▶ **Rows**
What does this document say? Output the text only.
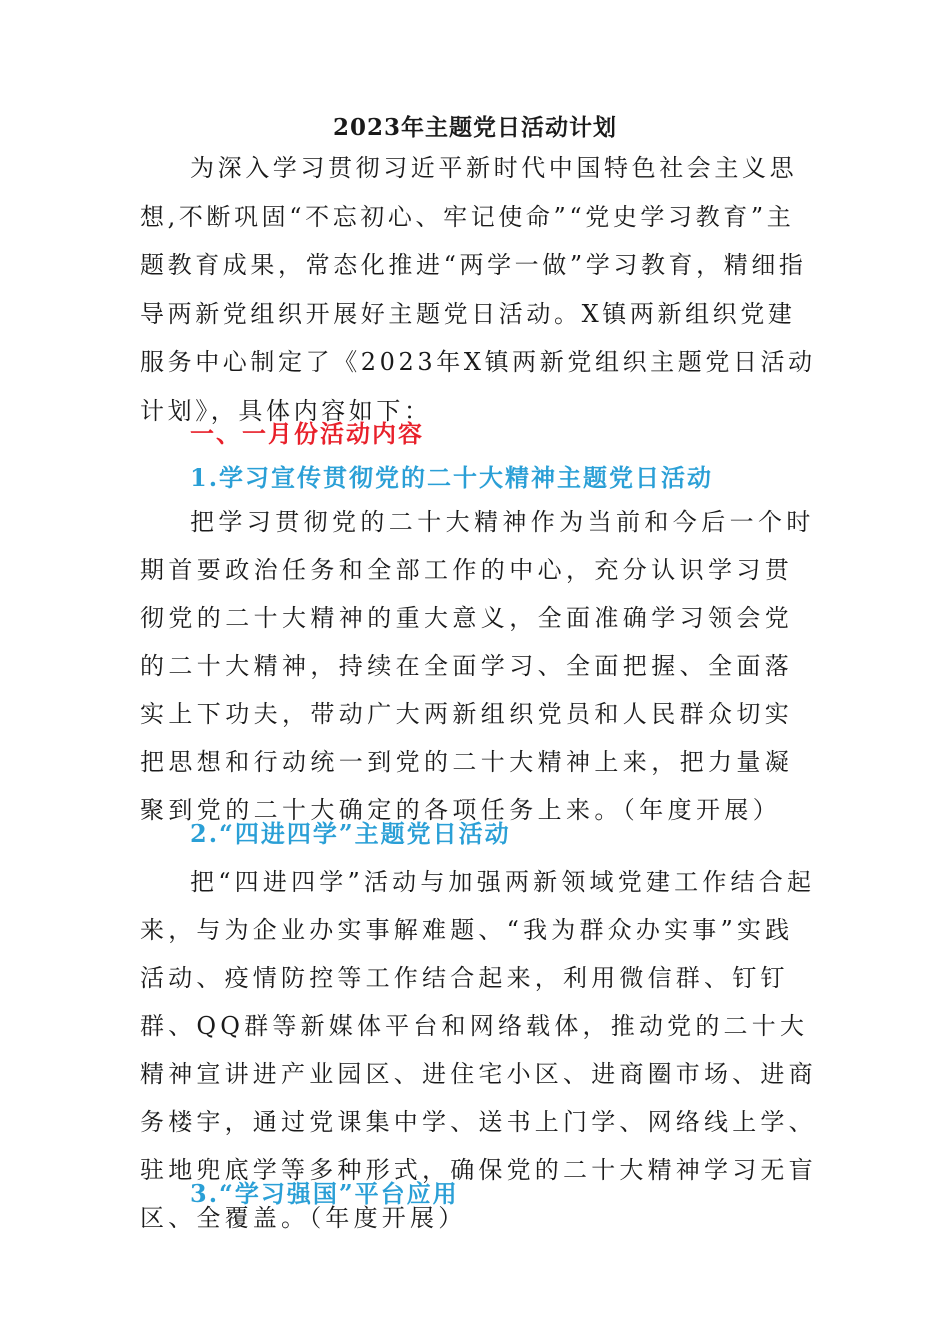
2023年主题党日活动计划

为深入学习贯彻习近平新时代中国特色社会主义思想,不断巩固“不忘初心、牢记使命”“党史学习教育”主题教育成果，常态化推进“两学一做”学习教育，精细指导两新党组织开展好主题党日活动。X镇两新组织党建服务中心制定了《2023年X镇两新党组织主题党日活动计划》，具体内容如下：

一、一月份活动内容
1.学习宣传贯彻党的二十大精神主题党日活动

把学习贯彻党的二十大精神作为当前和今后一个时期首要政治任务和全部工作的中心，充分认识学习贯彻党的二十大精神的重大意义，全面准确学习领会党的二十大精神，持续在全面学习、全面把握、全面落实上下功夫，带动广大两新组织党员和人民群众切实把思想和行动统一到党的二十大精神上来，把力量凝聚到党的二十大确定的各项任务上来。（年度开展）

2.“四进四学”主题党日活动

把“四进四学”活动与加强两新领域党建工作结合起来，与为企业办实事解难题、“我为群众办实事”实践活动、疫情防控等工作结合起来，利用微信群、钉钉群、QQ群等新媒体平台和网络载体，推动党的二十大精神宣讲进产业园区、进住宅小区、进商圈市场、进商务楼宇，通过党课集中学、送书上门学、网络线上学、驻地兜底学等多种形式，确保党的二十大精神学习无盲区、全覆盖。（年度开展）

3.“学习强国”平台应用
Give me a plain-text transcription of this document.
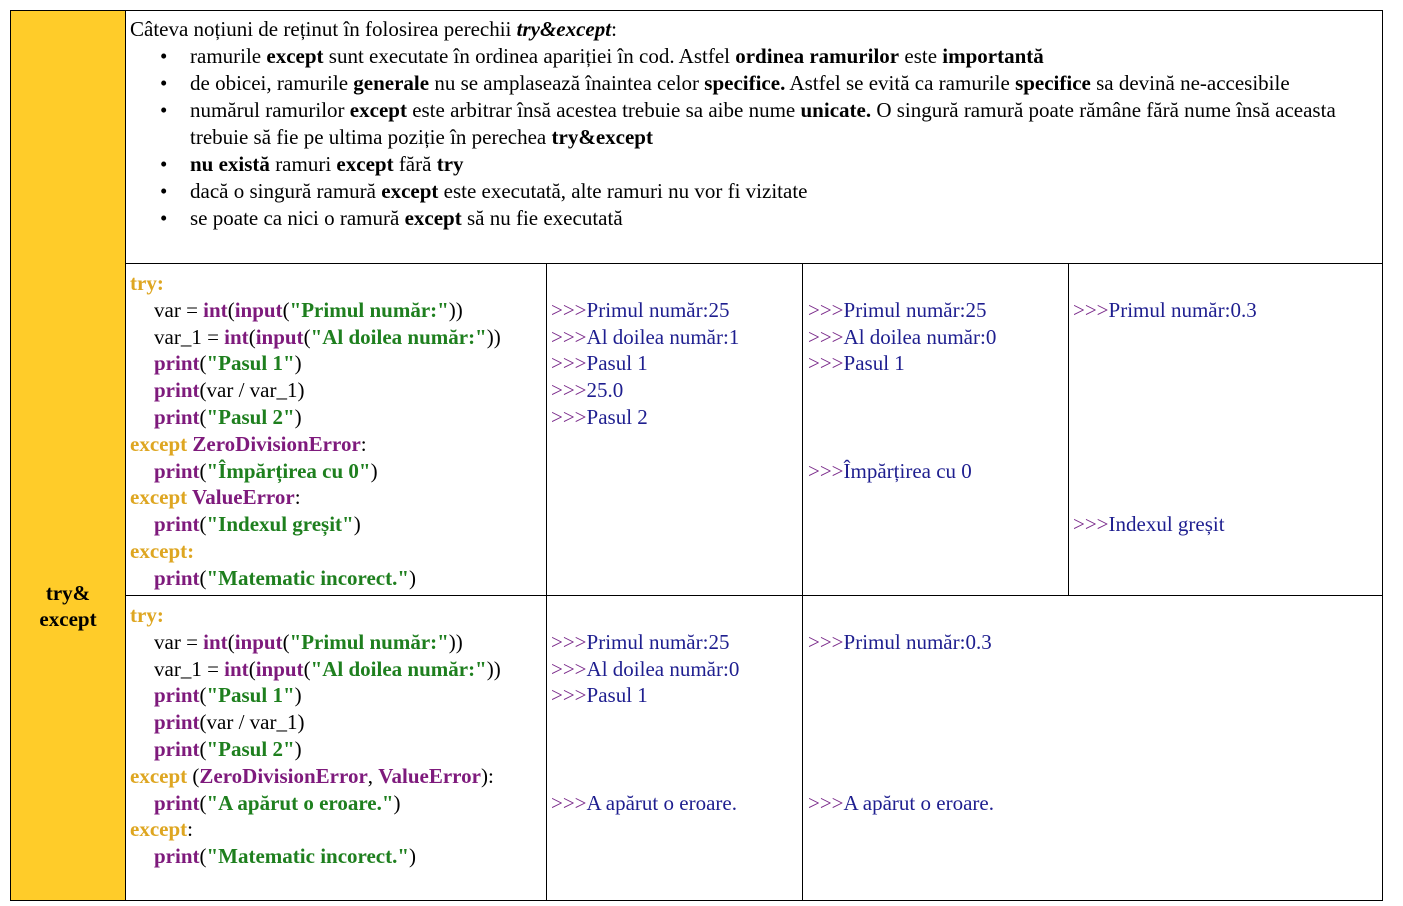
try&
except
Câteva noțiuni de reținut în folosirea perechii try&except:
• ramurile except sunt executate în ordinea apariției în cod. Astfel ordinea ramurilor este importantă
• de obicei, ramurile generale nu se amplasează înaintea celor specifice. Astfel se evită ca ramurile specifice sa devină ne-accesibile
• numărul ramurilor except este arbitrar însă acestea trebuie sa aibe nume unicate. O singură ramură poate rămâne fără nume însă aceasta trebuie să fie pe ultima poziție în perechea try&except
• nu există ramuri except fără try
• dacă o singură ramură except este executată, alte ramuri nu vor fi vizitate
• se poate ca nici o ramură except să nu fie executată
try:
var = int(input("Primul număr:"))
var_1 = int(input("Al doilea număr:"))
print("Pasul 1")
print(var / var_1)
print("Pasul 2")
except ZeroDivisionError:
print("Împărțirea cu 0")
except ValueError:
print("Indexul greșit")
except:
print("Matematic incorect.")
>>>Primul număr:25
>>>Al doilea număr:1
>>>Pasul 1
>>>25.0
>>>Pasul 2
>>>Primul număr:25
>>>Al doilea număr:0
>>>Pasul 1
>>>Împărțirea cu 0
>>>Primul număr:0.3
>>>Indexul greșit
try:
var = int(input("Primul număr:"))
var_1 = int(input("Al doilea număr:"))
print("Pasul 1")
print(var / var_1)
print("Pasul 2")
except (ZeroDivisionError, ValueError):
print("A apărut o eroare.")
except:
print("Matematic incorect.")
>>>Primul număr:25
>>>Al doilea număr:0
>>>Pasul 1
>>>A apărut o eroare.
>>>Primul număr:0.3
>>>A apărut o eroare.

▶ **Given problem**
Where a line in the entries holds "ramură", copy that line.

▶ **Finished answer**
• numărul ramurilor except este arbitrar însă acestea trebuie sa aibe nume unicate. O singură ramură poate rămâne fără nume însă aceasta trebuie să fie pe ultima poziție în perechea try&except
• dacă o singură ramură except este executată, alte ramuri nu vor fi vizitate
• se poate ca nici o ramură except să nu fie executată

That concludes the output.